### EXERCISE INPUTS:

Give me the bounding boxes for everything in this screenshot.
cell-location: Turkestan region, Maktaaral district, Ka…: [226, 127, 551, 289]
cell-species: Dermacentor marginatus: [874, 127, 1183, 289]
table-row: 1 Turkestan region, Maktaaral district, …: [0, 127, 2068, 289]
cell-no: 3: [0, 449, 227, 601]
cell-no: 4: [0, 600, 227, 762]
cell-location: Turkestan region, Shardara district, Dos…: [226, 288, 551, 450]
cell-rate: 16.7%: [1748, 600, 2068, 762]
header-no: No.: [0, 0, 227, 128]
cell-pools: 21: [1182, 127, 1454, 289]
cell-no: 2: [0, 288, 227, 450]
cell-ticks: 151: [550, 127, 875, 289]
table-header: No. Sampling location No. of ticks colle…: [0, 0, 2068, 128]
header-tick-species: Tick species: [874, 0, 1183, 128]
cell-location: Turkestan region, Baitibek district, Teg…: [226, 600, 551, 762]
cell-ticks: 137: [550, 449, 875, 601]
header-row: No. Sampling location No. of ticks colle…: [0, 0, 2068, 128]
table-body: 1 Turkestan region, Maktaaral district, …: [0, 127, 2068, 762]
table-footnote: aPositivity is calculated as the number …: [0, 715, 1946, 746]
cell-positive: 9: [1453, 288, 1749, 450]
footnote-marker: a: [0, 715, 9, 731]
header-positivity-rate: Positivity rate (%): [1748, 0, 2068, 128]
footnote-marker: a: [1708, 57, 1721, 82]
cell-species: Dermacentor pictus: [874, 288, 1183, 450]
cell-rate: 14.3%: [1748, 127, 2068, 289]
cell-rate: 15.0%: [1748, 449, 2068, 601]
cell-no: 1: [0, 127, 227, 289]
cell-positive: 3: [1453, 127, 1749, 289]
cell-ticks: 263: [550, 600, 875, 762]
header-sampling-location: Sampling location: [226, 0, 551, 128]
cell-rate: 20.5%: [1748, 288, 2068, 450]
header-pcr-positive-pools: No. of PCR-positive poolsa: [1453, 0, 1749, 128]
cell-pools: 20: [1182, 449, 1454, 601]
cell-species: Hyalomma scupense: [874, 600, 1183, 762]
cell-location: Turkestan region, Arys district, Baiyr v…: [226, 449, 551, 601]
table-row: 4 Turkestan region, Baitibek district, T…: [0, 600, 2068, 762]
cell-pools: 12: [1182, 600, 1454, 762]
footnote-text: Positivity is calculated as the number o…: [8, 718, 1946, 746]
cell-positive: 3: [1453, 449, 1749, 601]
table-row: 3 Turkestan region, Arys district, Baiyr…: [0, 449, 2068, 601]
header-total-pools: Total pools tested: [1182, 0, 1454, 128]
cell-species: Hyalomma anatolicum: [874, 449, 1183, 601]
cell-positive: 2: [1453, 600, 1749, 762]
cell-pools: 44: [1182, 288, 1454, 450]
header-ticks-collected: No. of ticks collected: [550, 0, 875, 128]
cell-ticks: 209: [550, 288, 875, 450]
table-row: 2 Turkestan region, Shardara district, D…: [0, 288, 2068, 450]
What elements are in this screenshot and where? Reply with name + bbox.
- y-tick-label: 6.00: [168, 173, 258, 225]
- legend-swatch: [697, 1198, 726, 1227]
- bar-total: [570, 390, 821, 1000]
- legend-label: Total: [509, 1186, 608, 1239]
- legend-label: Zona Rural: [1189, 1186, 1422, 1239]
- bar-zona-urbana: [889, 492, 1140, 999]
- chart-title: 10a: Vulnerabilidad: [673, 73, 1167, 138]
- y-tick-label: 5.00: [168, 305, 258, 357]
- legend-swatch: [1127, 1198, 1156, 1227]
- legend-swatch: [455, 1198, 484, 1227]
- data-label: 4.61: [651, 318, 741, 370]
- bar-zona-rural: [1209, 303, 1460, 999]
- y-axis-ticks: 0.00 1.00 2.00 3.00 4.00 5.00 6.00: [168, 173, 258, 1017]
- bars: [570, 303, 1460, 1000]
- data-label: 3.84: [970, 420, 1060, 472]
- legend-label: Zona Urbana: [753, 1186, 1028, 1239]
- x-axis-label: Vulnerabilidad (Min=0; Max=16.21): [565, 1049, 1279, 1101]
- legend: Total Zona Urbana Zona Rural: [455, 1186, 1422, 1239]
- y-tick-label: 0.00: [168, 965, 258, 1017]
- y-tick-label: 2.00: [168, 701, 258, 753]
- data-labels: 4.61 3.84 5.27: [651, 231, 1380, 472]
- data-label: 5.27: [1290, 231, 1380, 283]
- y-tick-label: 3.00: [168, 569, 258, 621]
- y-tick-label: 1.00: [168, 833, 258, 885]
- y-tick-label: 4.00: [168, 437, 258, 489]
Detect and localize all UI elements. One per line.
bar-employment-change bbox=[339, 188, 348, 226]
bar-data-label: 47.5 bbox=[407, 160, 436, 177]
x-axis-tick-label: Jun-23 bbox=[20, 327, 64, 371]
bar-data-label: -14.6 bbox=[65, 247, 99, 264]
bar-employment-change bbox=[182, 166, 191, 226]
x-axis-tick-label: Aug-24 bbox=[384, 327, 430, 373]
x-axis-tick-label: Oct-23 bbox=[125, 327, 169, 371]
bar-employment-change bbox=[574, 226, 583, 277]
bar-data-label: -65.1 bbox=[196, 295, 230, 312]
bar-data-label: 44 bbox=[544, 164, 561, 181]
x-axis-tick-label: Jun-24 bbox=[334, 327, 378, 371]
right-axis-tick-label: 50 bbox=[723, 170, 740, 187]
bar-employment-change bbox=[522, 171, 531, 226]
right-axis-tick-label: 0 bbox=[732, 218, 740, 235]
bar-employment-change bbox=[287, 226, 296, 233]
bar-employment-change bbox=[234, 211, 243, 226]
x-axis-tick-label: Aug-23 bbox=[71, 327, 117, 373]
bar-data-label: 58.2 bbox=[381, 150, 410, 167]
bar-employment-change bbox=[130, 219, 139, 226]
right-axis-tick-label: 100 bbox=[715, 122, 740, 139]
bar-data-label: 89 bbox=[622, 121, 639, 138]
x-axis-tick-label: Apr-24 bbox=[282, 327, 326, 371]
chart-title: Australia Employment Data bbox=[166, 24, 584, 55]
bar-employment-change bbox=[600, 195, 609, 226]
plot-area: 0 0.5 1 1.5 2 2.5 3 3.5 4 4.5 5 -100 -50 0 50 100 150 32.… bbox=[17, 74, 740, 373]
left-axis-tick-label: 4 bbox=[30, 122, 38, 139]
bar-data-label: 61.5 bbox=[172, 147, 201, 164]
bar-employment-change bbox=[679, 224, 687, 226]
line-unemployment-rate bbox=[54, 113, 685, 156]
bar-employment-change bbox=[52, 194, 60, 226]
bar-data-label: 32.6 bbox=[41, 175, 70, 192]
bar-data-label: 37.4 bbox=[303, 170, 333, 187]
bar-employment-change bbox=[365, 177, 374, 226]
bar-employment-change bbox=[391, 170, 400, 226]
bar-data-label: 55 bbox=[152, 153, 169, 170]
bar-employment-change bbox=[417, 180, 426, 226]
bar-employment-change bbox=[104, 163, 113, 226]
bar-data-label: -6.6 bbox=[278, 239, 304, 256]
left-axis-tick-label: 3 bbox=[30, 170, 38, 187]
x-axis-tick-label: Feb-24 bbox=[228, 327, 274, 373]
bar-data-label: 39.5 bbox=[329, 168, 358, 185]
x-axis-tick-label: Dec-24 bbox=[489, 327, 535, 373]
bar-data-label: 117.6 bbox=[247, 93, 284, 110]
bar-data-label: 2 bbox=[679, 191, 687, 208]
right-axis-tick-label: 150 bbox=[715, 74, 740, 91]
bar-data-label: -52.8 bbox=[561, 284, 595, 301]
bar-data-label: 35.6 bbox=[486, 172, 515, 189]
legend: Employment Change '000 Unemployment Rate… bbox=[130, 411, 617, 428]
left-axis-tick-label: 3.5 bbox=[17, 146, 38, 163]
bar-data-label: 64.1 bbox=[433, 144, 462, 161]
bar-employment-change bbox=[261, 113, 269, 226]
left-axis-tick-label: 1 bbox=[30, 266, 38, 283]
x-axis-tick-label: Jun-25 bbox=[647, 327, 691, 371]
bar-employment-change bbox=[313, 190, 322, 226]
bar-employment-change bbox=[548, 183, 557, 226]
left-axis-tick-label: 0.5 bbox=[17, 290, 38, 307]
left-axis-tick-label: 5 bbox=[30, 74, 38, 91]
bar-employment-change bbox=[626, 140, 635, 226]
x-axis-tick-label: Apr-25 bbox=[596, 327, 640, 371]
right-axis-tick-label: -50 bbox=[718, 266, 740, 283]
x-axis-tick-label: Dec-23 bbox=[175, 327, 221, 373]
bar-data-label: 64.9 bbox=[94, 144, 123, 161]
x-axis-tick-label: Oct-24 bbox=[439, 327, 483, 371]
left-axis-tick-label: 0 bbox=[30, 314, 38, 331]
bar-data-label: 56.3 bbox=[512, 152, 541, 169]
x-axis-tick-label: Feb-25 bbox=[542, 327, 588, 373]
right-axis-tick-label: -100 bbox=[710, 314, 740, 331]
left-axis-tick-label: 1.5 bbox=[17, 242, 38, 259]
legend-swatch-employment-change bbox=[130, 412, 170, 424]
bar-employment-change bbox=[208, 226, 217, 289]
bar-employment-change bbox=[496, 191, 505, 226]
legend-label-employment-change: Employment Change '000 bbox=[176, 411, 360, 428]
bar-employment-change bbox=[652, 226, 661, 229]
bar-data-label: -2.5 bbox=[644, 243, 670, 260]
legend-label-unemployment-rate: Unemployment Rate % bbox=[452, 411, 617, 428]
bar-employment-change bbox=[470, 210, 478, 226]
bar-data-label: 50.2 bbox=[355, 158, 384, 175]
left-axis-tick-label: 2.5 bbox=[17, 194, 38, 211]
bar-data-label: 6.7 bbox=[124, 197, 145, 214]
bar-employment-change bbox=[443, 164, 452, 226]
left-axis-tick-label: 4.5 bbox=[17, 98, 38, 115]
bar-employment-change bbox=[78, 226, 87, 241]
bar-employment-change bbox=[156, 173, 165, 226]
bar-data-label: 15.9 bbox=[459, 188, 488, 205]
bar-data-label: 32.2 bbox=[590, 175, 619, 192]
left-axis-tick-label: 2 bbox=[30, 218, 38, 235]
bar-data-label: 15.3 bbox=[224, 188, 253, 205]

### EXERCISE OBJECTIVE:
Transcribe the entries word for word, beginning at the first line and continuing through the line that contains "cell-location: Turkestan region, Shardara".

### OUTPUT OF THE TASK:
Give me the bounding boxes for everything in this screenshot.
cell-location: Turkestan region, Maktaaral district, Ka…: [226, 127, 551, 289]
cell-species: Dermacentor marginatus: [874, 127, 1183, 289]
table-row: 1 Turkestan region, Maktaaral district, …: [0, 127, 2068, 289]
cell-no: 3: [0, 449, 227, 601]
cell-no: 4: [0, 600, 227, 762]
cell-location: Turkestan region, Shardara district, Dos…: [226, 288, 551, 450]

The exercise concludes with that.